[Task directions]:
Quote, without change, all of the lines that follow.

[Data lines]:
— begin —

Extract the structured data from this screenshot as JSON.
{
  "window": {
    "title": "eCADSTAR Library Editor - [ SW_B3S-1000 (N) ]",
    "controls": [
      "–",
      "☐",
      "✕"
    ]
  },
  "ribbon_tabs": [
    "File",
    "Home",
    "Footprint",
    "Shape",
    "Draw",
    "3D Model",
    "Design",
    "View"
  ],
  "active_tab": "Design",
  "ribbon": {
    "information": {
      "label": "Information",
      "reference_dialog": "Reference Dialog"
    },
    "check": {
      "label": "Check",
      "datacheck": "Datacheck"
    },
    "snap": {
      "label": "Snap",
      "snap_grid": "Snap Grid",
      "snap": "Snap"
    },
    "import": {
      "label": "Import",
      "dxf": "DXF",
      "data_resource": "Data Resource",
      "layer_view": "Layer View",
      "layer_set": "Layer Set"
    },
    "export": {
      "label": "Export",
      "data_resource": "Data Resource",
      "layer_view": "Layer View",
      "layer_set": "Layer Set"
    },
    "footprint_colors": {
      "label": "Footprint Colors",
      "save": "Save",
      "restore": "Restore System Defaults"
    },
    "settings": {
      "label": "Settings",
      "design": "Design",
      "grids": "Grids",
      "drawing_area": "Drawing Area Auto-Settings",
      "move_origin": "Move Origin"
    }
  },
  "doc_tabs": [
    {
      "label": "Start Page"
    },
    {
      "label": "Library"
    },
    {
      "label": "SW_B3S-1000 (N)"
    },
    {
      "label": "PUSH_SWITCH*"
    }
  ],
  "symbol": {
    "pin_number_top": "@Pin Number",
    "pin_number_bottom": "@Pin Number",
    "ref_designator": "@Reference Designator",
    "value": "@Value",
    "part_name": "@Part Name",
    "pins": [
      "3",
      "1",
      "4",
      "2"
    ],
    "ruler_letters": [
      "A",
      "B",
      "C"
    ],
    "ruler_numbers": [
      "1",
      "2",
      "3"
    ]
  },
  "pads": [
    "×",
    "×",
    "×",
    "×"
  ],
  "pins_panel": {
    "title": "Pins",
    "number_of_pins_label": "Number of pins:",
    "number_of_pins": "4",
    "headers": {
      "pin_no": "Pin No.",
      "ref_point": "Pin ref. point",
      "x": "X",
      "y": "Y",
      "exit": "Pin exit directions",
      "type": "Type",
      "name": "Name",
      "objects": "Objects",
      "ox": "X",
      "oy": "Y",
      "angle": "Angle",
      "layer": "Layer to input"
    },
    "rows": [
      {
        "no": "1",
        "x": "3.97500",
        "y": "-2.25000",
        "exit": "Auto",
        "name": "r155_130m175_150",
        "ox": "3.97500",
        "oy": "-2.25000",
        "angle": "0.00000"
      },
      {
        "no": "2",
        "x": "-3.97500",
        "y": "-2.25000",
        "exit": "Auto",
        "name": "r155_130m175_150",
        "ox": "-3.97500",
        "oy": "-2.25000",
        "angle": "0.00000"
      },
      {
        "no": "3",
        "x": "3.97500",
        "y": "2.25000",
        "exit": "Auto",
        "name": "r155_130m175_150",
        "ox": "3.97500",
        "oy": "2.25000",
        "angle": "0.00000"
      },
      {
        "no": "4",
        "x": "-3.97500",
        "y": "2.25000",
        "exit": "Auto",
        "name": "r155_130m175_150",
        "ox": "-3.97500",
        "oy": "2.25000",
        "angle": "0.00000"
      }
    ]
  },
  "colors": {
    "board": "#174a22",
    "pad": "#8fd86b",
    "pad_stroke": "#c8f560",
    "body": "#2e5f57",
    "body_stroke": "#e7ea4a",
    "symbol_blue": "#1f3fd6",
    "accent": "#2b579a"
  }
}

— end —

[Written response]:
Extract the structured data from this screenshot as JSON.
{
  "window": {
    "title": "eCADSTAR Library Editor - [ SW_B3S-1000 (N) ]",
    "controls": [
      "–",
      "☐",
      "✕"
    ]
  },
  "ribbon_tabs": [
    "File",
    "Home",
    "Footprint",
    "Shape",
    "Draw",
    "3D Model",
    "Design",
    "View"
  ],
  "active_tab": "Design",
  "ribbon": {
    "information": {
      "label": "Information",
      "reference_dialog": "Reference Dialog"
    },
    "check": {
      "label": "Check",
      "datacheck": "Datacheck"
    },
    "snap": {
      "label": "Snap",
      "snap_grid": "Snap Grid",
      "snap": "Snap"
    },
    "import": {
      "label": "Import",
      "dxf": "DXF",
      "data_resource": "Data Resource",
      "layer_view": "Layer View",
      "layer_set": "Layer Set"
    },
    "export": {
      "label": "Export",
      "data_resource": "Data Resource",
      "layer_view": "Layer View",
      "layer_set": "Layer Set"
    },
    "footprint_colors": {
      "label": "Footprint Colors",
      "save": "Save",
      "restore": "Restore System Defaults"
    },
    "settings": {
      "label": "Settings",
      "design": "Design",
      "grids": "Grids",
      "drawing_area": "Drawing Area Auto-Settings",
      "move_origin": "Move Origin"
    }
  },
  "doc_tabs": [
    {
      "label": "Start Page"
    },
    {
      "label": "Library"
    },
    {
      "label": "SW_B3S-1000 (N)"
    },
    {
      "label": "PUSH_SWITCH*"
    }
  ],
  "symbol": {
    "pin_number_top": "@Pin Number",
    "pin_number_bottom": "@Pin Number",
    "ref_designator": "@Reference Designator",
    "value": "@Value",
    "part_name": "@Part Name",
    "pins": [
      "3",
      "1",
      "4",
      "2"
    ],
    "ruler_letters": [
      "A",
      "B",
      "C"
    ],
    "ruler_numbers": [
      "1",
      "2",
      "3"
    ]
  },
  "pads": [
    "×",
    "×",
    "×",
    "×"
  ],
  "pins_panel": {
    "title": "Pins",
    "number_of_pins_label": "Number of pins:",
    "number_of_pins": "4",
    "headers": {
      "pin_no": "Pin No.",
      "ref_point": "Pin ref. point",
      "x": "X",
      "y": "Y",
      "exit": "Pin exit directions",
      "type": "Type",
      "name": "Name",
      "objects": "Objects",
      "ox": "X",
      "oy": "Y",
      "angle": "Angle",
      "layer": "Layer to input"
    },
    "rows": [
      {
        "no": "1",
        "x": "3.97500",
        "y": "-2.25000",
        "exit": "Auto",
        "name": "r155_130m175_150",
        "ox": "3.97500",
        "oy": "-2.25000",
        "angle": "0.00000"
      },
      {
        "no": "2",
        "x": "-3.97500",
        "y": "-2.25000",
        "exit": "Auto",
        "name": "r155_130m175_150",
        "ox": "-3.97500",
        "oy": "-2.25000",
        "angle": "0.00000"
      },
      {
        "no": "3",
        "x": "3.97500",
        "y": "2.25000",
        "exit": "Auto",
        "name": "r155_130m175_150",
        "ox": "3.97500",
        "oy": "2.25000",
        "angle": "0.00000"
      },
      {
        "no": "4",
        "x": "-3.97500",
        "y": "2.25000",
        "exit": "Auto",
        "name": "r155_130m175_150",
        "ox": "-3.97500",
        "oy": "2.25000",
        "angle": "0.00000"
      }
    ]
  },
  "colors": {
    "board": "#174a22",
    "pad": "#8fd86b",
    "pad_stroke": "#c8f560",
    "body": "#2e5f57",
    "body_stroke": "#e7ea4a",
    "symbol_blue": "#1f3fd6",
    "accent": "#2b579a"
  }
}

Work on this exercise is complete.